▸ **Problems to work on**:
[A] In the excerpt about Celtic players, in what month and year did Willie Fernie sign for the club?
[B] Rewrite the Celtic excerpt from "His younger brother, Billy" to "achieved this feat.", using "treble" in place of "hat-trick".

▸ **Excerpt**:
* start *

Further honours were to follow as John picked up a Coronation Cup winners’ medal in 1953 and league and cup winners’ medals in 1954. That league title was vital as it was Celtic’s first since 1937/38, a long time to wait and a measure of how much Celtic had slid back in the standings of Scottish football. He also won five caps for Scotland, and even scored on his debut against Wales.
 
His younger brother, Billy McPhail, later played for Celtic, and is most fondly remembered for scoring a hat-trick in Celtic’s legendary 7-1 victory over rivals Rangers in the 1957 Scottish League Cup final. John McPhail had also himself once scored three goals against Rangers, in the 1950 Glasgow Merchants’ Charity Cup. This is the only occasion in Celtic v Rangers history that brothers have achieved this feat.

Player 2 – Willie Fernie
 
Fife-born Willie Fernie was an important player for Celtic during the 1950s. He saw the transformation from the lows to the highs, from the best seat that even money couldn’t buy – by being there on the pitch or on the trackside – in a long relationship with the club.
 
Willie signed for the Bhoys in October 1948, and he would go on to make in excess of 300 appearances during a Parkhead career in which he firmly established himself as a Celtic favourite and great. Fernie moved to Glasgow from ‘Leslie Hearts’ and eventually made his competitive first-team debut in a 1-0 league victory at St Mirren on 18 March 1950. Over time, he displayed a remarkable versatility which saw the club deploy him as a right-half, inside-forward and outside-left as the need arose.

* end *

▸ **Records shown**:
* start *

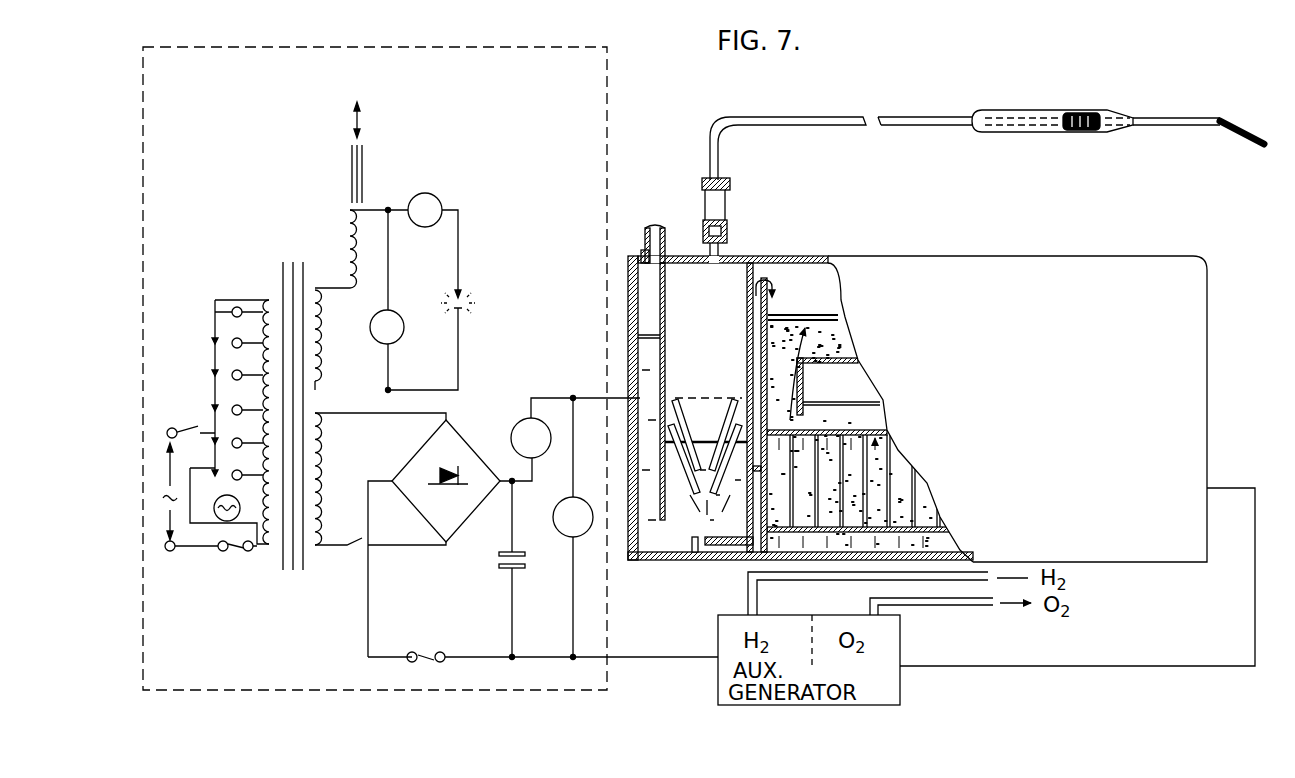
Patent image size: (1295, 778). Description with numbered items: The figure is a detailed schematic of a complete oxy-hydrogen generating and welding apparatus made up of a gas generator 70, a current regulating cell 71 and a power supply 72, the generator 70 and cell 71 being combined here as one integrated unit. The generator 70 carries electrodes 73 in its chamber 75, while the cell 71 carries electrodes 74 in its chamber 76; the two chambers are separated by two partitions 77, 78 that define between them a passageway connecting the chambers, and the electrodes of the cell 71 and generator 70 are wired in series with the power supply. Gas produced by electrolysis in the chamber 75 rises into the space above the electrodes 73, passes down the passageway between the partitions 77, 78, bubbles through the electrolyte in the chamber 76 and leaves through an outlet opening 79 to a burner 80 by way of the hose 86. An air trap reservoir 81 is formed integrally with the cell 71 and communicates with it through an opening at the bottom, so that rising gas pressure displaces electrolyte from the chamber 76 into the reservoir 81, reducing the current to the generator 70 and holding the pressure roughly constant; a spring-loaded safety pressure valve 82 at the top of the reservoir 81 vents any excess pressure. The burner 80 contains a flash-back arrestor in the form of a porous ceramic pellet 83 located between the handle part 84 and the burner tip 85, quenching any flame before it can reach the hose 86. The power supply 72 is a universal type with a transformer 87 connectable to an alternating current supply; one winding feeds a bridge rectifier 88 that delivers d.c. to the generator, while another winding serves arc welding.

The gas generator 70 is at (1043, 398).
The current regulating cell 71 is at (678, 564).
The power supply 72 is at (612, 88).
The electrodes 73 is at (880, 497).
The electrodes 74 is at (660, 427).
The chamber 75 is at (819, 298).
The chamber 76 is at (718, 331).
The partition 77 is at (761, 357).
The partition 78 is at (750, 387).
The outlet opening 79 is at (723, 250).
The burner 80 is at (1037, 138).
The air trap reservoir 81 is at (647, 283).
The spring-loaded safety pressure valve 82 is at (651, 228).
The porous ceramic pellet 83 is at (1097, 131).
The handle part 84 is at (1010, 113).
The burner tip 85 is at (1233, 128).
The hose 86 is at (808, 118).
The transformer 87 is at (289, 578).
The rectifier 88 is at (458, 517).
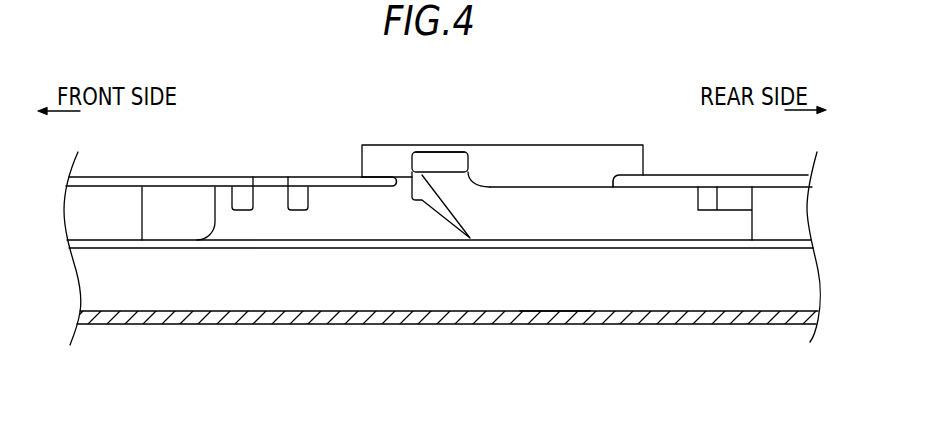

* end *

▸ **The solutions**:
[A] October 1948

[B]
His younger brother, Billy McPhail, later played for Celtic, and is most fondly remembered for scoring a treble in Celtic’s legendary 7-1 victory over rivals Rangers in the 1957 Scottish League Cup final. John McPhail had also himself once scored three goals against Rangers, in the 1950 Glasgow Merchants’ Charity Cup. This is the only occasion in Celtic v Rangers history that brothers have achieved this feat.